■ Goal
Copy the entries below exactly. Images do not belong in the copy.

■ Material shown
=====

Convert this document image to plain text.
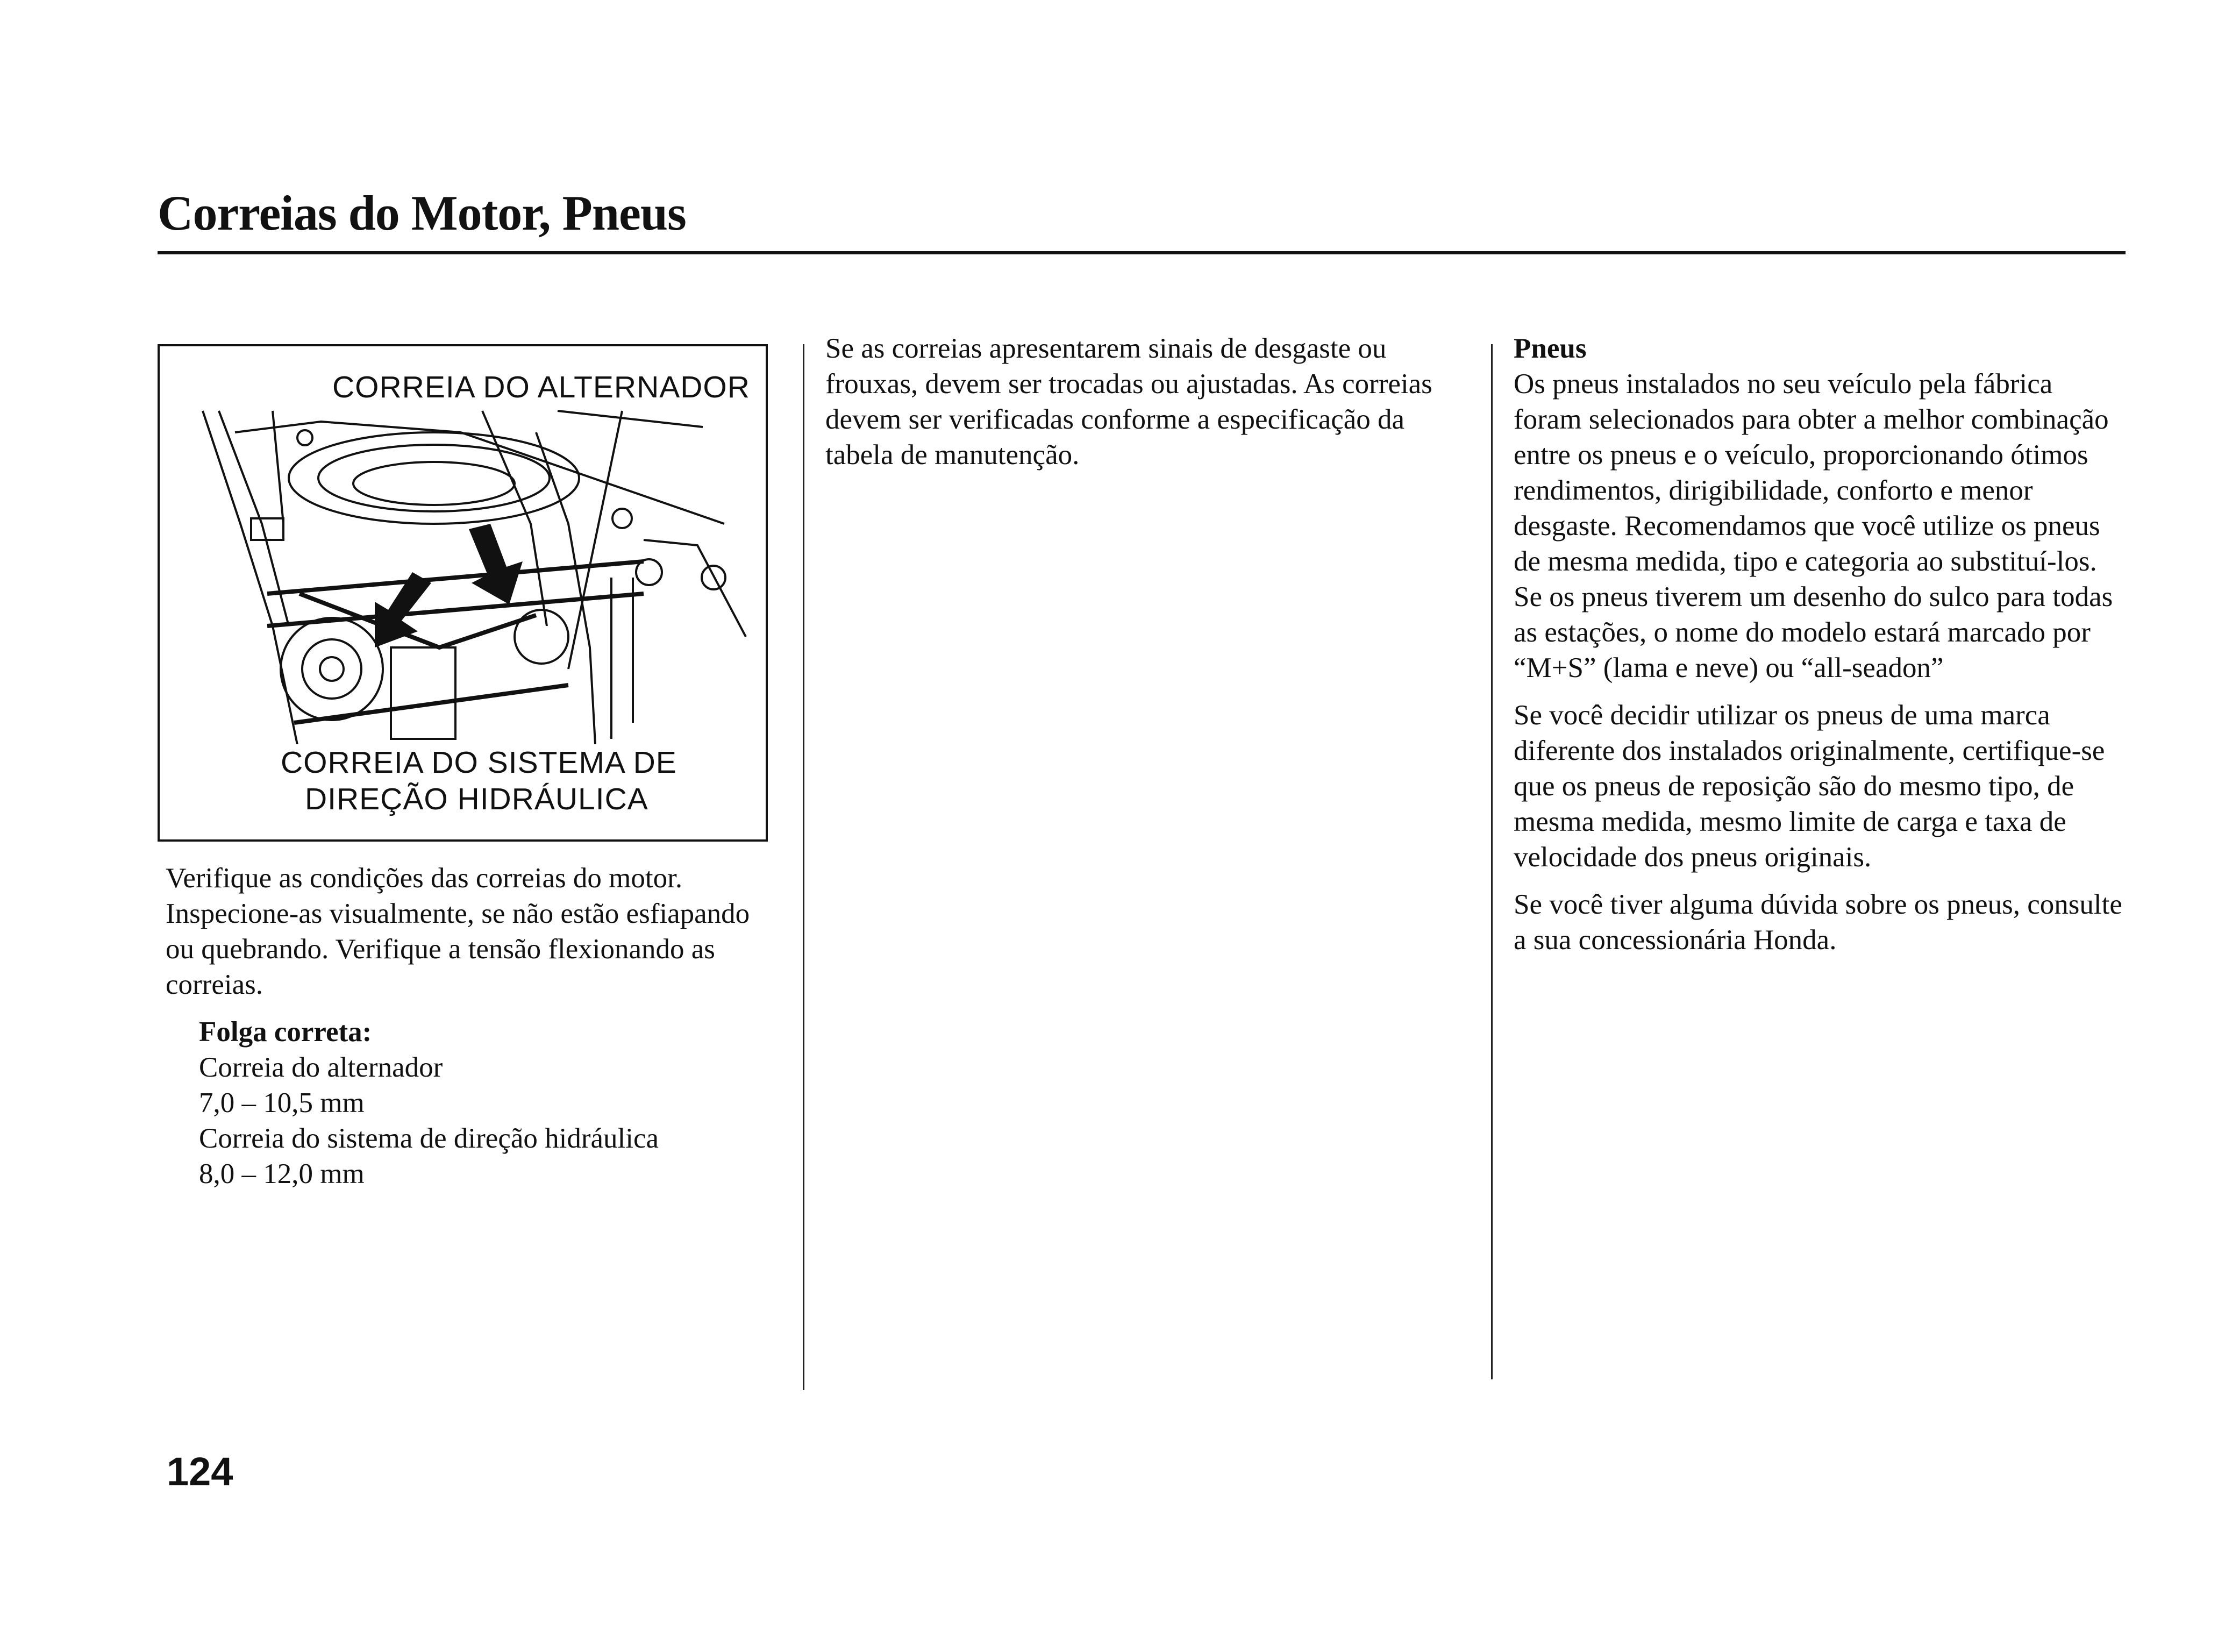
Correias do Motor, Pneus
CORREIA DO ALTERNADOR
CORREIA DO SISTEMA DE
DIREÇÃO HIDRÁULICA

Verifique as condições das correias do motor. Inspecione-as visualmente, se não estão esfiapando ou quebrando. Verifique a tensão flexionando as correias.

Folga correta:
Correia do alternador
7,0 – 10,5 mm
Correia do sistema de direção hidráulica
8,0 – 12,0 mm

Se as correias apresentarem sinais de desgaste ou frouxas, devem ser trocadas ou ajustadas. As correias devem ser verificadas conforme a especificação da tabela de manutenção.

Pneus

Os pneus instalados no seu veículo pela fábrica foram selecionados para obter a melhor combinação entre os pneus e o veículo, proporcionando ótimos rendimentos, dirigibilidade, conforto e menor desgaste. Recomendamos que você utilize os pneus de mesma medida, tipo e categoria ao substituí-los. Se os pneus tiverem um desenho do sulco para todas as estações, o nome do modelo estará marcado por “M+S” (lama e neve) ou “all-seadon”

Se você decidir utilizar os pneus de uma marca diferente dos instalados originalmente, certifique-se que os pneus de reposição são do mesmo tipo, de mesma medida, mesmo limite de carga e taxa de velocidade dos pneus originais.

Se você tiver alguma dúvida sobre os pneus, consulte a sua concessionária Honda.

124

=====

■ Written solution
Convert this document image to plain text.
Correias do Motor, Pneus
CORREIA DO ALTERNADOR
CORREIA DO SISTEMA DE
DIREÇÃO HIDRÁULICA

Verifique as condições das correias do motor. Inspecione-as visualmente, se não estão esfiapando ou quebrando. Verifique a tensão flexionando as correias.

Folga correta:
Correia do alternador
7,0 – 10,5 mm
Correia do sistema de direção hidráulica
8,0 – 12,0 mm

Se as correias apresentarem sinais de desgaste ou frouxas, devem ser trocadas ou ajustadas. As correias devem ser verificadas conforme a especificação da tabela de manutenção.

Pneus

Os pneus instalados no seu veículo pela fábrica foram selecionados para obter a melhor combinação entre os pneus e o veículo, proporcionando ótimos rendimentos, dirigibilidade, conforto e menor desgaste. Recomendamos que você utilize os pneus de mesma medida, tipo e categoria ao substituí-los. Se os pneus tiverem um desenho do sulco para todas as estações, o nome do modelo estará marcado por “M+S” (lama e neve) ou “all-seadon”

Se você decidir utilizar os pneus de uma marca diferente dos instalados originalmente, certifique-se que os pneus de reposição são do mesmo tipo, de mesma medida, mesmo limite de carga e taxa de velocidade dos pneus originais.

Se você tiver alguma dúvida sobre os pneus, consulte a sua concessionária Honda.

124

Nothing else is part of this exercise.